* _The problem_
All entries must be repeated exactly; do not include the pictures.
━━━━━━━━━━━━━━━━
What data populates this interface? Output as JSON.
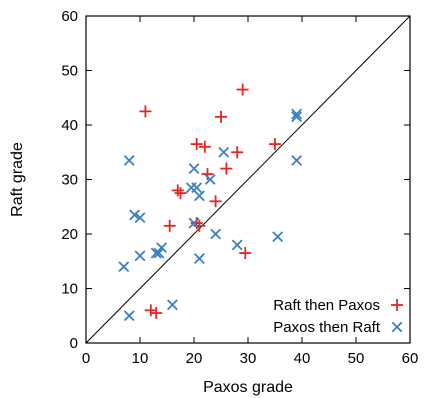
{
  "chart_data": {
    "type": "scatter",
    "xlabel": "Paxos grade",
    "ylabel": "Raft grade",
    "xlim": [
      0,
      60
    ],
    "ylim": [
      0,
      60
    ],
    "xticks": [
      "0",
      "10",
      "20",
      "30",
      "40",
      "50",
      "60"
    ],
    "yticks": [
      "0",
      "10",
      "20",
      "30",
      "40",
      "50",
      "60"
    ],
    "diagonal_line": true,
    "legend_position": "bottom-right",
    "series": [
      {
        "name": "Raft then Paxos",
        "marker": "plus",
        "color": "#e8231f",
        "points": [
          [
            11,
            42.5
          ],
          [
            29,
            46.5
          ],
          [
            25,
            41.5
          ],
          [
            20.5,
            36.5
          ],
          [
            22,
            36
          ],
          [
            35,
            36.5
          ],
          [
            28,
            35
          ],
          [
            17,
            28
          ],
          [
            17.5,
            27.5
          ],
          [
            26,
            32
          ],
          [
            22.5,
            31
          ],
          [
            24,
            26
          ],
          [
            15.5,
            21.5
          ],
          [
            20.5,
            22
          ],
          [
            21,
            21.5
          ],
          [
            29.5,
            16.5
          ],
          [
            12,
            6
          ],
          [
            13,
            5.5
          ]
        ]
      },
      {
        "name": "Paxos then Raft",
        "marker": "cross",
        "color": "#3a7fbf",
        "points": [
          [
            39,
            42
          ],
          [
            39,
            41.5
          ],
          [
            8,
            33.5
          ],
          [
            39,
            33.5
          ],
          [
            25.5,
            35
          ],
          [
            20,
            32
          ],
          [
            23,
            30
          ],
          [
            19.5,
            28.5
          ],
          [
            20.5,
            28.5
          ],
          [
            21,
            27
          ],
          [
            20,
            22
          ],
          [
            9,
            23.5
          ],
          [
            10,
            23
          ],
          [
            14,
            17.5
          ],
          [
            13,
            16.5
          ],
          [
            13.5,
            16.5
          ],
          [
            10,
            16
          ],
          [
            7,
            14
          ],
          [
            24,
            20
          ],
          [
            28,
            18
          ],
          [
            35.5,
            19.5
          ],
          [
            21,
            15.5
          ],
          [
            16,
            7
          ],
          [
            8,
            5
          ]
        ]
      }
    ]
  }
}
━━━━━━━━━━━━━━━━
* _Solution_
What data populates this interface? Output as JSON.
{
  "chart_data": {
    "type": "scatter",
    "xlabel": "Paxos grade",
    "ylabel": "Raft grade",
    "xlim": [
      0,
      60
    ],
    "ylim": [
      0,
      60
    ],
    "xticks": [
      "0",
      "10",
      "20",
      "30",
      "40",
      "50",
      "60"
    ],
    "yticks": [
      "0",
      "10",
      "20",
      "30",
      "40",
      "50",
      "60"
    ],
    "diagonal_line": true,
    "legend_position": "bottom-right",
    "series": [
      {
        "name": "Raft then Paxos",
        "marker": "plus",
        "color": "#e8231f",
        "points": [
          [
            11,
            42.5
          ],
          [
            29,
            46.5
          ],
          [
            25,
            41.5
          ],
          [
            20.5,
            36.5
          ],
          [
            22,
            36
          ],
          [
            35,
            36.5
          ],
          [
            28,
            35
          ],
          [
            17,
            28
          ],
          [
            17.5,
            27.5
          ],
          [
            26,
            32
          ],
          [
            22.5,
            31
          ],
          [
            24,
            26
          ],
          [
            15.5,
            21.5
          ],
          [
            20.5,
            22
          ],
          [
            21,
            21.5
          ],
          [
            29.5,
            16.5
          ],
          [
            12,
            6
          ],
          [
            13,
            5.5
          ]
        ]
      },
      {
        "name": "Paxos then Raft",
        "marker": "cross",
        "color": "#3a7fbf",
        "points": [
          [
            39,
            42
          ],
          [
            39,
            41.5
          ],
          [
            8,
            33.5
          ],
          [
            39,
            33.5
          ],
          [
            25.5,
            35
          ],
          [
            20,
            32
          ],
          [
            23,
            30
          ],
          [
            19.5,
            28.5
          ],
          [
            20.5,
            28.5
          ],
          [
            21,
            27
          ],
          [
            20,
            22
          ],
          [
            9,
            23.5
          ],
          [
            10,
            23
          ],
          [
            14,
            17.5
          ],
          [
            13,
            16.5
          ],
          [
            13.5,
            16.5
          ],
          [
            10,
            16
          ],
          [
            7,
            14
          ],
          [
            24,
            20
          ],
          [
            28,
            18
          ],
          [
            35.5,
            19.5
          ],
          [
            21,
            15.5
          ],
          [
            16,
            7
          ],
          [
            8,
            5
          ]
        ]
      }
    ]
  }
}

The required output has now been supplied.